**Data to process:**

* * * * * * * * *

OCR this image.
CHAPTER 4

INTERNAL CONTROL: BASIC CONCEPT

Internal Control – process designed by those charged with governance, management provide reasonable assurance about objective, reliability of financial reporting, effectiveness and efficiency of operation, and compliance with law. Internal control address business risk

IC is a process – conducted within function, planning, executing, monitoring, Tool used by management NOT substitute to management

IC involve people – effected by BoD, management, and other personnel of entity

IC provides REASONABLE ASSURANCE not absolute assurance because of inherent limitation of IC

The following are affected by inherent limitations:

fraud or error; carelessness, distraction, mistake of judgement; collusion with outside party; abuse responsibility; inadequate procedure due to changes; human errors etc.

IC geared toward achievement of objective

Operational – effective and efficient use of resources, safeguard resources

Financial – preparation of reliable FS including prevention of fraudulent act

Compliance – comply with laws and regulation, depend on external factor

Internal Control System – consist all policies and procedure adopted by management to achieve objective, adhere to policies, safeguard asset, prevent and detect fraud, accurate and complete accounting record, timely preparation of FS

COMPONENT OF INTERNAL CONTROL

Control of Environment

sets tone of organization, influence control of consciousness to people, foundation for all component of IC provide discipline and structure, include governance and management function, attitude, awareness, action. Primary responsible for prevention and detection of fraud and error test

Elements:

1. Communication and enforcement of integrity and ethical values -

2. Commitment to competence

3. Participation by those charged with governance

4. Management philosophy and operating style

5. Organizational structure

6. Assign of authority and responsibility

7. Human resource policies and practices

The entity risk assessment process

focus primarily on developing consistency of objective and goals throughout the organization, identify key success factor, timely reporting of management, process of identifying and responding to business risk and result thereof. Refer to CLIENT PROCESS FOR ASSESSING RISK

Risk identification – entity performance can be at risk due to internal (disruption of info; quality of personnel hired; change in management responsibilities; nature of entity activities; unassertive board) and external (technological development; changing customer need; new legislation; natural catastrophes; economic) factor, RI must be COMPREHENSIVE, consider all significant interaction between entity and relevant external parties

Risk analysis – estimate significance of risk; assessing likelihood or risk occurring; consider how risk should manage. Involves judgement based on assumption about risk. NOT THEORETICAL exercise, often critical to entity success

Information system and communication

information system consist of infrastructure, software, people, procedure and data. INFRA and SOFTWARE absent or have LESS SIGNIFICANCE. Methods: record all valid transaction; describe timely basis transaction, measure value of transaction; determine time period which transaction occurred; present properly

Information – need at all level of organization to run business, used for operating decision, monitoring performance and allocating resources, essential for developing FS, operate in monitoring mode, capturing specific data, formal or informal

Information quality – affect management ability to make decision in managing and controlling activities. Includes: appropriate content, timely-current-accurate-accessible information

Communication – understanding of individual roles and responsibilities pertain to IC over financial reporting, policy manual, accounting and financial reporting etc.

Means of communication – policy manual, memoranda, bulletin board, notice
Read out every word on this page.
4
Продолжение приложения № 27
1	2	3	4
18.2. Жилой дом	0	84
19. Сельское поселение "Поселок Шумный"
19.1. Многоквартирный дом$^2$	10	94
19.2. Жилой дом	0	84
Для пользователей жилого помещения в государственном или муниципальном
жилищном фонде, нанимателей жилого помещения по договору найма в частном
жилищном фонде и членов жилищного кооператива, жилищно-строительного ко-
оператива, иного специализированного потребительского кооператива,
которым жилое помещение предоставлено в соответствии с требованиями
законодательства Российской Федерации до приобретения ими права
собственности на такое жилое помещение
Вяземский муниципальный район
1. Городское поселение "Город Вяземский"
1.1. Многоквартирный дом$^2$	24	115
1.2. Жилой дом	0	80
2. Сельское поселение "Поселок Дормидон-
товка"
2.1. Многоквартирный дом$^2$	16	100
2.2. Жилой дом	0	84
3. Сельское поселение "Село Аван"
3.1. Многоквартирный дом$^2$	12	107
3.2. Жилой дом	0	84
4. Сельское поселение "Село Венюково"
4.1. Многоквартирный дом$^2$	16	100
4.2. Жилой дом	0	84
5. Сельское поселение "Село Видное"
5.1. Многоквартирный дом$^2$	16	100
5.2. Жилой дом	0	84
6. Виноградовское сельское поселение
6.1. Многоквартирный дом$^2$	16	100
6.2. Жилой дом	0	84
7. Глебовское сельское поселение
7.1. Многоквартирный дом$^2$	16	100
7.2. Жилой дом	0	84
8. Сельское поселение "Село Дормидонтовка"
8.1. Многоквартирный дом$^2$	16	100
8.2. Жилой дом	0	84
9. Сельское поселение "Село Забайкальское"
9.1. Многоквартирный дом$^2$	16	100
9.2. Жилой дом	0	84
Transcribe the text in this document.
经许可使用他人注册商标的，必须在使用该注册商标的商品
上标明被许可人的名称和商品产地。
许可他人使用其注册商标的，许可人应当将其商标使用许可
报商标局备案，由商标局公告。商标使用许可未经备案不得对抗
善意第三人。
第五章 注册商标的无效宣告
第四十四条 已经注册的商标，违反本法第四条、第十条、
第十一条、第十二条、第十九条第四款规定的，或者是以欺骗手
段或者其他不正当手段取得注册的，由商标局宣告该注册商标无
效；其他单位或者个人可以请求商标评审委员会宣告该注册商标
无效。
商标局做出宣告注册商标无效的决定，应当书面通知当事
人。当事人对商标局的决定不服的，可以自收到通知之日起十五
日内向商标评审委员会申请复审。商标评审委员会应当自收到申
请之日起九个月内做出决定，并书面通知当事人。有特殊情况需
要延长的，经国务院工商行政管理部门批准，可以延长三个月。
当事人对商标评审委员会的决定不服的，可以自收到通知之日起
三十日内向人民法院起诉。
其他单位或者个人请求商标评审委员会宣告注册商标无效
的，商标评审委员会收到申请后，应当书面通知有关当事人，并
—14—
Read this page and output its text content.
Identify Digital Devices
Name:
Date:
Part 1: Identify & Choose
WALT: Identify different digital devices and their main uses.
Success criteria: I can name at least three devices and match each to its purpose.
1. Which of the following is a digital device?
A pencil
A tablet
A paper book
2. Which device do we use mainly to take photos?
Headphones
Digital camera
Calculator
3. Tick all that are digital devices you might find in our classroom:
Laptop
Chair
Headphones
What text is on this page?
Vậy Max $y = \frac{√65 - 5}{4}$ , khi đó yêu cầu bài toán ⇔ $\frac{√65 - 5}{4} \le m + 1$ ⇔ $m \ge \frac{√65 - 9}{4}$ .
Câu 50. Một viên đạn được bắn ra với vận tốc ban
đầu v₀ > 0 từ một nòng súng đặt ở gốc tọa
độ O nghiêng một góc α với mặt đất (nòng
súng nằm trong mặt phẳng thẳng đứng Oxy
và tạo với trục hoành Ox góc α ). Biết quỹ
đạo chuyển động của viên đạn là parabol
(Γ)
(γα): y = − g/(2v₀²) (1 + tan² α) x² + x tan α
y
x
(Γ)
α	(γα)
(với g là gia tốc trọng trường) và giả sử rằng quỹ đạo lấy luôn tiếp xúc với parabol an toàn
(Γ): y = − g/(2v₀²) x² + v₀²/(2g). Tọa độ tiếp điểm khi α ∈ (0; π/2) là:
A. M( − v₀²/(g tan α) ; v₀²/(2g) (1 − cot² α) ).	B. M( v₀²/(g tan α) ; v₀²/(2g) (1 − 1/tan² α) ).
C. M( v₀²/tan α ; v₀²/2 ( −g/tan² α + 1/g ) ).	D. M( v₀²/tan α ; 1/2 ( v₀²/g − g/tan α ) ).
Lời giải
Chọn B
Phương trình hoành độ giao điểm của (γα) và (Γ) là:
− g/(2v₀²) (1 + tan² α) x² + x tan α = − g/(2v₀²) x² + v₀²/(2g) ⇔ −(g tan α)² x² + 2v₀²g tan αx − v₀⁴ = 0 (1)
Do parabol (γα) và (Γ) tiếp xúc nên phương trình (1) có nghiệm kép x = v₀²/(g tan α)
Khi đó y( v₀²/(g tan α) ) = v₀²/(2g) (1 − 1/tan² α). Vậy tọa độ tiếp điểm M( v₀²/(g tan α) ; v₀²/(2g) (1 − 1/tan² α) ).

* * * * * * * * *

**Short exercise:** Find every line that has "content" in it, then return those lines.

**Written reply:**
Information quality – affect management ability to make decision in managing and controlling activities. Includes: appropriate content, timely-current-accurate-accessible information
Read this page and output its text content.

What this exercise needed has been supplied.